State how many lines of the records contain the string "JSON". Give the number alone.

———

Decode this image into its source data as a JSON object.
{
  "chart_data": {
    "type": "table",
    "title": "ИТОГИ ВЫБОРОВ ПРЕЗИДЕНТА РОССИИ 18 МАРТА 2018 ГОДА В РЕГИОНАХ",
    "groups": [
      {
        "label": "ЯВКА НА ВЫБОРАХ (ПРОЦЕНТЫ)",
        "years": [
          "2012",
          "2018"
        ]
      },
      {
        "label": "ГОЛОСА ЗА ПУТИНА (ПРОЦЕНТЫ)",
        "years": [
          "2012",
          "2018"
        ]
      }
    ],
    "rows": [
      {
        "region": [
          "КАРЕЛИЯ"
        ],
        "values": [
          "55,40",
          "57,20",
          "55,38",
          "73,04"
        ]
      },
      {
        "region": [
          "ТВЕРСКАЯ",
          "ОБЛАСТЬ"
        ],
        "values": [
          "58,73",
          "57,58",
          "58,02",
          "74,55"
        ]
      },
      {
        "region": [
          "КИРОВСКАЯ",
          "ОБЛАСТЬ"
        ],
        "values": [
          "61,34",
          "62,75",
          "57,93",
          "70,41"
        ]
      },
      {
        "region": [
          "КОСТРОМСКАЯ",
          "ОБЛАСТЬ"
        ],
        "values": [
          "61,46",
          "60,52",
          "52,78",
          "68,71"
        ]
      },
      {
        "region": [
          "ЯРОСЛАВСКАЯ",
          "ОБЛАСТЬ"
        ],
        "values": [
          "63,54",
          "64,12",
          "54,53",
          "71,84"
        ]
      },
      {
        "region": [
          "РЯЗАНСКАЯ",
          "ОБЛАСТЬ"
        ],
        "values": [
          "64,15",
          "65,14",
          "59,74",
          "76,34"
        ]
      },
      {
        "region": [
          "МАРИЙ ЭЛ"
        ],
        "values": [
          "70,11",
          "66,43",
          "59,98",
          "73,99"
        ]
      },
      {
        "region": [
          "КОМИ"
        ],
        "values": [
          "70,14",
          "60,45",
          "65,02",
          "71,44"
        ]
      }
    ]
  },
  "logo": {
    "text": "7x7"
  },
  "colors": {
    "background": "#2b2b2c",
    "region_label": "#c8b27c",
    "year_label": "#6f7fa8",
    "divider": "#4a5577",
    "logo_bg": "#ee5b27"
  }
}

———

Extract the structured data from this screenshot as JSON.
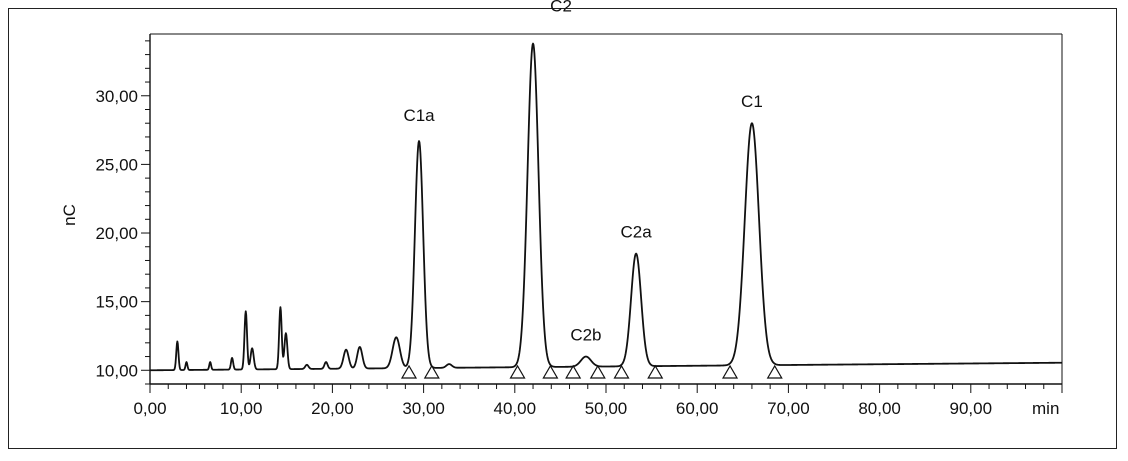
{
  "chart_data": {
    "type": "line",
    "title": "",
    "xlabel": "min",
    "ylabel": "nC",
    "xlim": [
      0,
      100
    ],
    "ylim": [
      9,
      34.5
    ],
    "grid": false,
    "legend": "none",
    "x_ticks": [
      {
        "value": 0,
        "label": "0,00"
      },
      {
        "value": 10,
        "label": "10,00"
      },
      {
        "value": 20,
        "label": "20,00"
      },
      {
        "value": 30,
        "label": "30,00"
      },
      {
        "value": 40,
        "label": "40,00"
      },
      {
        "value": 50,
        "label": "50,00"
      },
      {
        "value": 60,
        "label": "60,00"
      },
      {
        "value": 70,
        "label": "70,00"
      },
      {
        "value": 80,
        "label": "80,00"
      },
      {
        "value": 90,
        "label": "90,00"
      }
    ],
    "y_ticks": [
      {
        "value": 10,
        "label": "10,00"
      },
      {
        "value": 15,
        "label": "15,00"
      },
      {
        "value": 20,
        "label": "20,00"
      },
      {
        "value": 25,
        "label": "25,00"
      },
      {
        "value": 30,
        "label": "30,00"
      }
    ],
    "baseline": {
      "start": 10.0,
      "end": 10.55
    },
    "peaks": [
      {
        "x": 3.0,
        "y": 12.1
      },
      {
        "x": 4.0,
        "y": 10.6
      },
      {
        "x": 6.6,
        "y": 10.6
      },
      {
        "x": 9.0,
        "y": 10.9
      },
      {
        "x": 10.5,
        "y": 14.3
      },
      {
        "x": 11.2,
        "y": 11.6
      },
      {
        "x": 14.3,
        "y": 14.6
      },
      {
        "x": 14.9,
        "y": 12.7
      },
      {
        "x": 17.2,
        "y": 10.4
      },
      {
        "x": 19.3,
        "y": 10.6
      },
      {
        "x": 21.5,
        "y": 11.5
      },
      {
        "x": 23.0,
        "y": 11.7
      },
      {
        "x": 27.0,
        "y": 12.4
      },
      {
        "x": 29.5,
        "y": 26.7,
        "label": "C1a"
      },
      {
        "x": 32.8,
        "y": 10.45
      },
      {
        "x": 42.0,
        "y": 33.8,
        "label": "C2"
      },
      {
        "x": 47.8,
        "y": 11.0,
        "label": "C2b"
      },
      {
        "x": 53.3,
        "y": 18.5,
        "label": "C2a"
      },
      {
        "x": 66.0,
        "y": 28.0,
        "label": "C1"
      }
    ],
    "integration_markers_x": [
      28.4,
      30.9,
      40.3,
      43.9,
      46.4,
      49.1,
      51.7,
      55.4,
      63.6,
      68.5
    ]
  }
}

———

* _Task response_: 2